DIRECTION:
Restate the whole of the material. Keep every word, and drop the pictures.

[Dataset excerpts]

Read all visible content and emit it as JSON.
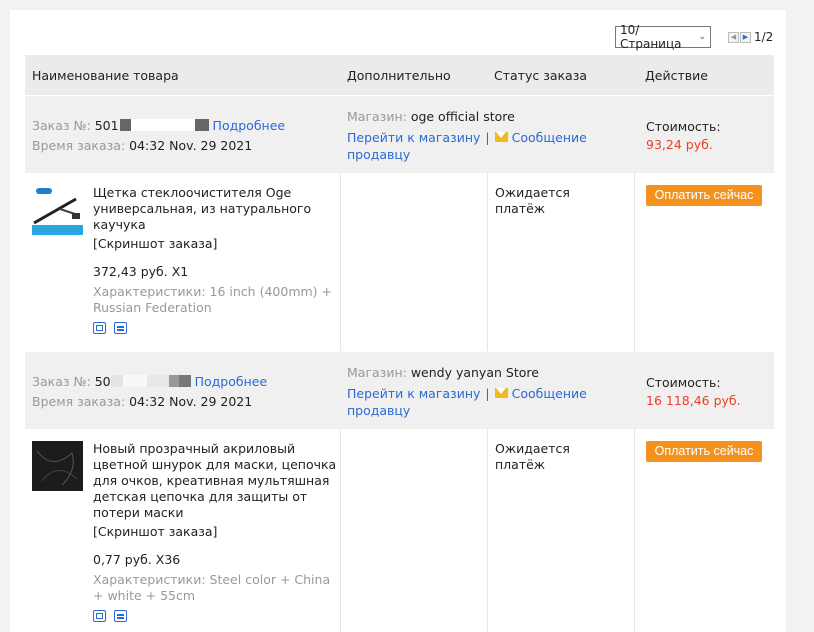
{
  "pagination": {
    "per_page_label": "10/Страница",
    "page_indicator": "1/2"
  },
  "table_headers": {
    "product": "Наименование товара",
    "additional": "Дополнительно",
    "status": "Статус заказа",
    "action": "Действие"
  },
  "orders": [
    {
      "order_label": "Заказ №:",
      "order_number_prefix": "501",
      "details_link": "Подробнее",
      "time_label": "Время заказа:",
      "time_value": "04:32 Nov. 29 2021",
      "store_label": "Магазин:",
      "store_name": "oge official store",
      "goto_store": "Перейти к магазину",
      "message_seller": "Сообщение продавцу",
      "cost_label": "Стоимость:",
      "cost_value": "93,24 руб.",
      "item": {
        "title": "Щетка стеклоочистителя Oge универсальная, из натурального каучука",
        "screenshot": "[Скриншот заказа]",
        "price_qty": "372,43 руб. X1",
        "attributes": "Характеристики: 16 inch (400mm) + Russian Federation",
        "status": "Ожидается платёж",
        "pay_button": "Оплатить сейчас"
      }
    },
    {
      "order_label": "Заказ №:",
      "order_number_prefix": "50",
      "details_link": "Подробнее",
      "time_label": "Время заказа:",
      "time_value": "04:32 Nov. 29 2021",
      "store_label": "Магазин:",
      "store_name": "wendy yanyan Store",
      "goto_store": "Перейти к магазину",
      "message_seller": "Сообщение продавцу",
      "cost_label": "Стоимость:",
      "cost_value": "16 118,46 руб.",
      "item": {
        "title": "Новый прозрачный акриловый цветной шнурок для маски, цепочка для очков, креативная мультяшная детская цепочка для защиты от потери маски",
        "screenshot": "[Скриншот заказа]",
        "price_qty": "0,77 руб. X36",
        "attributes": "Характеристики: Steel color + China + white + 55cm",
        "status": "Ожидается платёж",
        "pay_button": "Оплатить сейчас"
      }
    }
  ],
  "colors": {
    "link": "#2a6ad6",
    "price": "#e8412b",
    "pay_button": "#f5921e",
    "header_bg": "#ebebeb"
  }
}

FINISHED TASK:
Read all visible content and emit it as JSON.
{
  "pagination": {
    "per_page_label": "10/Страница",
    "page_indicator": "1/2"
  },
  "table_headers": {
    "product": "Наименование товара",
    "additional": "Дополнительно",
    "status": "Статус заказа",
    "action": "Действие"
  },
  "orders": [
    {
      "order_label": "Заказ №:",
      "order_number_prefix": "501",
      "details_link": "Подробнее",
      "time_label": "Время заказа:",
      "time_value": "04:32 Nov. 29 2021",
      "store_label": "Магазин:",
      "store_name": "oge official store",
      "goto_store": "Перейти к магазину",
      "message_seller": "Сообщение продавцу",
      "cost_label": "Стоимость:",
      "cost_value": "93,24 руб.",
      "item": {
        "title": "Щетка стеклоочистителя Oge универсальная, из натурального каучука",
        "screenshot": "[Скриншот заказа]",
        "price_qty": "372,43 руб. X1",
        "attributes": "Характеристики: 16 inch (400mm) + Russian Federation",
        "status": "Ожидается платёж",
        "pay_button": "Оплатить сейчас"
      }
    },
    {
      "order_label": "Заказ №:",
      "order_number_prefix": "50",
      "details_link": "Подробнее",
      "time_label": "Время заказа:",
      "time_value": "04:32 Nov. 29 2021",
      "store_label": "Магазин:",
      "store_name": "wendy yanyan Store",
      "goto_store": "Перейти к магазину",
      "message_seller": "Сообщение продавцу",
      "cost_label": "Стоимость:",
      "cost_value": "16 118,46 руб.",
      "item": {
        "title": "Новый прозрачный акриловый цветной шнурок для маски, цепочка для очков, креативная мультяшная детская цепочка для защиты от потери маски",
        "screenshot": "[Скриншот заказа]",
        "price_qty": "0,77 руб. X36",
        "attributes": "Характеристики: Steel color + China + white + 55cm",
        "status": "Ожидается платёж",
        "pay_button": "Оплатить сейчас"
      }
    }
  ],
  "colors": {
    "link": "#2a6ad6",
    "price": "#e8412b",
    "pay_button": "#f5921e",
    "header_bg": "#ebebeb"
  }
}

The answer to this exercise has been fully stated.